• _Work instructions_:
Every entry below should be transcribed exactly; pictures stay out of the copy.

• _Input material_:
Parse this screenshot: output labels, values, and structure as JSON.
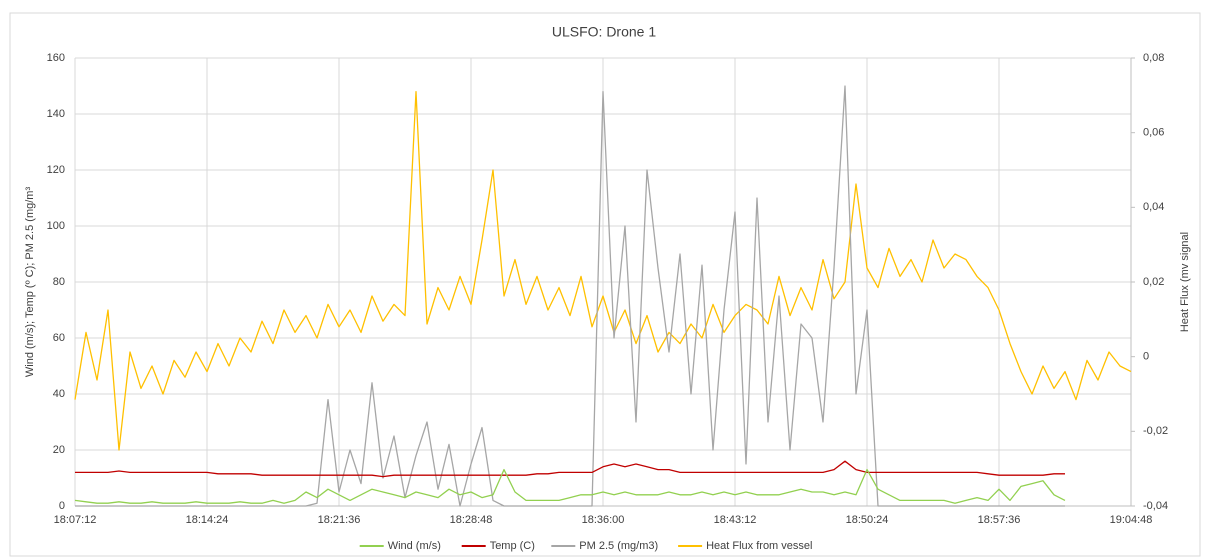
{
  "chart_data": {
    "type": "line",
    "title": "ULSFO: Drone 1",
    "y_label": "Wind (m/s); Temp (º C); PM 2.5 (mg/m³",
    "y2_label": "Heat Flux (mv signal",
    "grid": true,
    "legend": "bottom",
    "xlim": [
      65232,
      68688
    ],
    "xticks": [
      {
        "value": 65232,
        "label": "18:07:12"
      },
      {
        "value": 65664,
        "label": "18:14:24"
      },
      {
        "value": 66096,
        "label": "18:21:36"
      },
      {
        "value": 66528,
        "label": "18:28:48"
      },
      {
        "value": 66960,
        "label": "18:36:00"
      },
      {
        "value": 67392,
        "label": "18:43:12"
      },
      {
        "value": 67824,
        "label": "18:50:24"
      },
      {
        "value": 68256,
        "label": "18:57:36"
      },
      {
        "value": 68688,
        "label": "19:04:48"
      }
    ],
    "ylim": [
      0,
      160
    ],
    "yticks": [
      0,
      20,
      40,
      60,
      80,
      100,
      120,
      140,
      160
    ],
    "y2lim": [
      -0.04,
      0.08
    ],
    "y2ticks": [
      {
        "value": -0.04,
        "label": "-0,04"
      },
      {
        "value": -0.02,
        "label": "-0,02"
      },
      0,
      {
        "value": 0.02,
        "label": "0,02"
      },
      {
        "value": 0.04,
        "label": "0,04"
      },
      {
        "value": 0.06,
        "label": "0,06"
      },
      {
        "value": 0.08,
        "label": "0,08"
      }
    ],
    "x": [
      65232,
      65268,
      65304,
      65340,
      65376,
      65412,
      65448,
      65484,
      65520,
      65556,
      65592,
      65628,
      65664,
      65700,
      65736,
      65772,
      65808,
      65844,
      65880,
      65916,
      65952,
      65988,
      66024,
      66060,
      66096,
      66132,
      66168,
      66204,
      66240,
      66276,
      66312,
      66348,
      66384,
      66420,
      66456,
      66492,
      66528,
      66564,
      66600,
      66636,
      66672,
      66708,
      66744,
      66780,
      66816,
      66852,
      66888,
      66924,
      66960,
      66996,
      67032,
      67068,
      67104,
      67140,
      67176,
      67212,
      67248,
      67284,
      67320,
      67356,
      67392,
      67428,
      67464,
      67500,
      67536,
      67572,
      67608,
      67644,
      67680,
      67716,
      67752,
      67788,
      67824,
      67860,
      67896,
      67932,
      67968,
      68004,
      68040,
      68076,
      68112,
      68148,
      68184,
      68220,
      68256,
      68292,
      68328,
      68364,
      68400,
      68436,
      68472,
      68508,
      68544,
      68580,
      68616,
      68652,
      68688
    ],
    "series": [
      {
        "name": "Wind (m/s)",
        "color": "#92d050",
        "values": [
          2,
          1.5,
          1,
          1,
          1.5,
          1,
          1,
          1.5,
          1,
          1,
          1,
          1.5,
          1,
          1,
          1,
          1.5,
          1,
          1,
          2,
          1,
          2,
          5,
          3,
          6,
          4,
          2,
          4,
          6,
          5,
          4,
          3,
          5,
          4,
          3,
          6,
          4,
          5,
          3,
          4,
          13,
          5,
          2,
          2,
          2,
          2,
          3,
          4,
          4,
          5,
          4,
          5,
          4,
          4,
          4,
          5,
          4,
          4,
          5,
          4,
          5,
          4,
          5,
          4,
          4,
          4,
          5,
          6,
          5,
          5,
          4,
          5,
          4,
          13,
          6,
          4,
          2,
          2,
          2,
          2,
          2,
          1,
          2,
          3,
          2,
          6,
          2,
          7,
          8,
          9,
          4,
          2,
          null,
          null,
          null,
          null,
          null,
          null
        ]
      },
      {
        "name": "Temp (C)",
        "color": "#c00000",
        "values": [
          12,
          12,
          12,
          12,
          12.5,
          12,
          12,
          12,
          12,
          12,
          12,
          12,
          12,
          11.5,
          11.5,
          11.5,
          11.5,
          11,
          11,
          11,
          11,
          11,
          11,
          11,
          11,
          11,
          11,
          11,
          10.5,
          11,
          11,
          11,
          11,
          11,
          11,
          11,
          11,
          11,
          11,
          11,
          11,
          11,
          11.5,
          11.5,
          12,
          12,
          12,
          12,
          14,
          15,
          14,
          15,
          14,
          13,
          13,
          12,
          12,
          12,
          12,
          12,
          12,
          12,
          12,
          12,
          12,
          12,
          12,
          12,
          12,
          13,
          16,
          13,
          12,
          12,
          12,
          12,
          12,
          12,
          12,
          12,
          12,
          12,
          12,
          11.5,
          11,
          11,
          11,
          11,
          11,
          11.5,
          11.5,
          null,
          null,
          null,
          null,
          null,
          null
        ]
      },
      {
        "name": "PM 2.5 (mg/m3)",
        "color": "#a6a6a6",
        "values": [
          0,
          0,
          0,
          0,
          0,
          0,
          0,
          0,
          0,
          0,
          0,
          0,
          0,
          0,
          0,
          0,
          0,
          0,
          0,
          0,
          0,
          0,
          1,
          38,
          5,
          20,
          8,
          44,
          10,
          25,
          3,
          18,
          30,
          6,
          22,
          0,
          15,
          28,
          2,
          0,
          0,
          0,
          0,
          0,
          0,
          0,
          0,
          0,
          148,
          60,
          100,
          30,
          120,
          85,
          55,
          90,
          40,
          86,
          20,
          70,
          105,
          15,
          110,
          30,
          75,
          20,
          65,
          60,
          30,
          85,
          150,
          40,
          70,
          0,
          0,
          0,
          0,
          0,
          0,
          0,
          0,
          0,
          0,
          0,
          0,
          0,
          0,
          0,
          0,
          0,
          0,
          null,
          null,
          null,
          null,
          null,
          null
        ]
      },
      {
        "name": "Heat Flux from vessel",
        "color": "#ffc000",
        "axis": "y2",
        "values": [
          -0.0115,
          0.0065,
          -0.00625,
          0.0125,
          -0.025,
          0.00125,
          -0.0085,
          -0.0025,
          -0.01,
          -0.001,
          -0.0055,
          0.00125,
          -0.004,
          0.0035,
          -0.0025,
          0.005,
          0.00125,
          0.0095,
          0.0035,
          0.0125,
          0.0065,
          0.011,
          0.005,
          0.014,
          0.008,
          0.0125,
          0.0065,
          0.01625,
          0.0095,
          0.014,
          0.011,
          0.071,
          0.00875,
          0.0185,
          0.0125,
          0.0215,
          0.014,
          0.03125,
          0.05,
          0.01625,
          0.026,
          0.014,
          0.0215,
          0.0125,
          0.0185,
          0.011,
          0.0215,
          0.008,
          0.01625,
          0.0065,
          0.0125,
          0.0035,
          0.011,
          0.00125,
          0.0065,
          0.0035,
          0.00875,
          0.005,
          0.014,
          0.0065,
          0.011,
          0.014,
          0.0125,
          0.00875,
          0.0215,
          0.011,
          0.0185,
          0.0125,
          0.026,
          0.0155,
          0.02,
          0.04625,
          0.02375,
          0.0185,
          0.029,
          0.0215,
          0.026,
          0.02,
          0.03125,
          0.02375,
          0.0275,
          0.026,
          0.0215,
          0.0185,
          0.0125,
          0.0035,
          -0.004,
          -0.01,
          -0.0025,
          -0.0085,
          -0.004,
          -0.0115,
          -0.001,
          -0.00625,
          0.00125,
          -0.0025,
          -0.004
        ]
      }
    ]
  }
}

• _Task result_:
Parse this screenshot: output labels, values, and structure as JSON.
{
  "chart_data": {
    "type": "line",
    "title": "ULSFO: Drone 1",
    "y_label": "Wind (m/s); Temp (º C); PM 2.5 (mg/m³",
    "y2_label": "Heat Flux (mv signal",
    "grid": true,
    "legend": "bottom",
    "xlim": [
      65232,
      68688
    ],
    "xticks": [
      {
        "value": 65232,
        "label": "18:07:12"
      },
      {
        "value": 65664,
        "label": "18:14:24"
      },
      {
        "value": 66096,
        "label": "18:21:36"
      },
      {
        "value": 66528,
        "label": "18:28:48"
      },
      {
        "value": 66960,
        "label": "18:36:00"
      },
      {
        "value": 67392,
        "label": "18:43:12"
      },
      {
        "value": 67824,
        "label": "18:50:24"
      },
      {
        "value": 68256,
        "label": "18:57:36"
      },
      {
        "value": 68688,
        "label": "19:04:48"
      }
    ],
    "ylim": [
      0,
      160
    ],
    "yticks": [
      0,
      20,
      40,
      60,
      80,
      100,
      120,
      140,
      160
    ],
    "y2lim": [
      -0.04,
      0.08
    ],
    "y2ticks": [
      {
        "value": -0.04,
        "label": "-0,04"
      },
      {
        "value": -0.02,
        "label": "-0,02"
      },
      0,
      {
        "value": 0.02,
        "label": "0,02"
      },
      {
        "value": 0.04,
        "label": "0,04"
      },
      {
        "value": 0.06,
        "label": "0,06"
      },
      {
        "value": 0.08,
        "label": "0,08"
      }
    ],
    "x": [
      65232,
      65268,
      65304,
      65340,
      65376,
      65412,
      65448,
      65484,
      65520,
      65556,
      65592,
      65628,
      65664,
      65700,
      65736,
      65772,
      65808,
      65844,
      65880,
      65916,
      65952,
      65988,
      66024,
      66060,
      66096,
      66132,
      66168,
      66204,
      66240,
      66276,
      66312,
      66348,
      66384,
      66420,
      66456,
      66492,
      66528,
      66564,
      66600,
      66636,
      66672,
      66708,
      66744,
      66780,
      66816,
      66852,
      66888,
      66924,
      66960,
      66996,
      67032,
      67068,
      67104,
      67140,
      67176,
      67212,
      67248,
      67284,
      67320,
      67356,
      67392,
      67428,
      67464,
      67500,
      67536,
      67572,
      67608,
      67644,
      67680,
      67716,
      67752,
      67788,
      67824,
      67860,
      67896,
      67932,
      67968,
      68004,
      68040,
      68076,
      68112,
      68148,
      68184,
      68220,
      68256,
      68292,
      68328,
      68364,
      68400,
      68436,
      68472,
      68508,
      68544,
      68580,
      68616,
      68652,
      68688
    ],
    "series": [
      {
        "name": "Wind (m/s)",
        "color": "#92d050",
        "values": [
          2,
          1.5,
          1,
          1,
          1.5,
          1,
          1,
          1.5,
          1,
          1,
          1,
          1.5,
          1,
          1,
          1,
          1.5,
          1,
          1,
          2,
          1,
          2,
          5,
          3,
          6,
          4,
          2,
          4,
          6,
          5,
          4,
          3,
          5,
          4,
          3,
          6,
          4,
          5,
          3,
          4,
          13,
          5,
          2,
          2,
          2,
          2,
          3,
          4,
          4,
          5,
          4,
          5,
          4,
          4,
          4,
          5,
          4,
          4,
          5,
          4,
          5,
          4,
          5,
          4,
          4,
          4,
          5,
          6,
          5,
          5,
          4,
          5,
          4,
          13,
          6,
          4,
          2,
          2,
          2,
          2,
          2,
          1,
          2,
          3,
          2,
          6,
          2,
          7,
          8,
          9,
          4,
          2,
          null,
          null,
          null,
          null,
          null,
          null
        ]
      },
      {
        "name": "Temp (C)",
        "color": "#c00000",
        "values": [
          12,
          12,
          12,
          12,
          12.5,
          12,
          12,
          12,
          12,
          12,
          12,
          12,
          12,
          11.5,
          11.5,
          11.5,
          11.5,
          11,
          11,
          11,
          11,
          11,
          11,
          11,
          11,
          11,
          11,
          11,
          10.5,
          11,
          11,
          11,
          11,
          11,
          11,
          11,
          11,
          11,
          11,
          11,
          11,
          11,
          11.5,
          11.5,
          12,
          12,
          12,
          12,
          14,
          15,
          14,
          15,
          14,
          13,
          13,
          12,
          12,
          12,
          12,
          12,
          12,
          12,
          12,
          12,
          12,
          12,
          12,
          12,
          12,
          13,
          16,
          13,
          12,
          12,
          12,
          12,
          12,
          12,
          12,
          12,
          12,
          12,
          12,
          11.5,
          11,
          11,
          11,
          11,
          11,
          11.5,
          11.5,
          null,
          null,
          null,
          null,
          null,
          null
        ]
      },
      {
        "name": "PM 2.5 (mg/m3)",
        "color": "#a6a6a6",
        "values": [
          0,
          0,
          0,
          0,
          0,
          0,
          0,
          0,
          0,
          0,
          0,
          0,
          0,
          0,
          0,
          0,
          0,
          0,
          0,
          0,
          0,
          0,
          1,
          38,
          5,
          20,
          8,
          44,
          10,
          25,
          3,
          18,
          30,
          6,
          22,
          0,
          15,
          28,
          2,
          0,
          0,
          0,
          0,
          0,
          0,
          0,
          0,
          0,
          148,
          60,
          100,
          30,
          120,
          85,
          55,
          90,
          40,
          86,
          20,
          70,
          105,
          15,
          110,
          30,
          75,
          20,
          65,
          60,
          30,
          85,
          150,
          40,
          70,
          0,
          0,
          0,
          0,
          0,
          0,
          0,
          0,
          0,
          0,
          0,
          0,
          0,
          0,
          0,
          0,
          0,
          0,
          null,
          null,
          null,
          null,
          null,
          null
        ]
      },
      {
        "name": "Heat Flux from vessel",
        "color": "#ffc000",
        "axis": "y2",
        "values": [
          -0.0115,
          0.0065,
          -0.00625,
          0.0125,
          -0.025,
          0.00125,
          -0.0085,
          -0.0025,
          -0.01,
          -0.001,
          -0.0055,
          0.00125,
          -0.004,
          0.0035,
          -0.0025,
          0.005,
          0.00125,
          0.0095,
          0.0035,
          0.0125,
          0.0065,
          0.011,
          0.005,
          0.014,
          0.008,
          0.0125,
          0.0065,
          0.01625,
          0.0095,
          0.014,
          0.011,
          0.071,
          0.00875,
          0.0185,
          0.0125,
          0.0215,
          0.014,
          0.03125,
          0.05,
          0.01625,
          0.026,
          0.014,
          0.0215,
          0.0125,
          0.0185,
          0.011,
          0.0215,
          0.008,
          0.01625,
          0.0065,
          0.0125,
          0.0035,
          0.011,
          0.00125,
          0.0065,
          0.0035,
          0.00875,
          0.005,
          0.014,
          0.0065,
          0.011,
          0.014,
          0.0125,
          0.00875,
          0.0215,
          0.011,
          0.0185,
          0.0125,
          0.026,
          0.0155,
          0.02,
          0.04625,
          0.02375,
          0.0185,
          0.029,
          0.0215,
          0.026,
          0.02,
          0.03125,
          0.02375,
          0.0275,
          0.026,
          0.0215,
          0.0185,
          0.0125,
          0.0035,
          -0.004,
          -0.01,
          -0.0025,
          -0.0085,
          -0.004,
          -0.0115,
          -0.001,
          -0.00625,
          0.00125,
          -0.0025,
          -0.004
        ]
      }
    ]
  }
}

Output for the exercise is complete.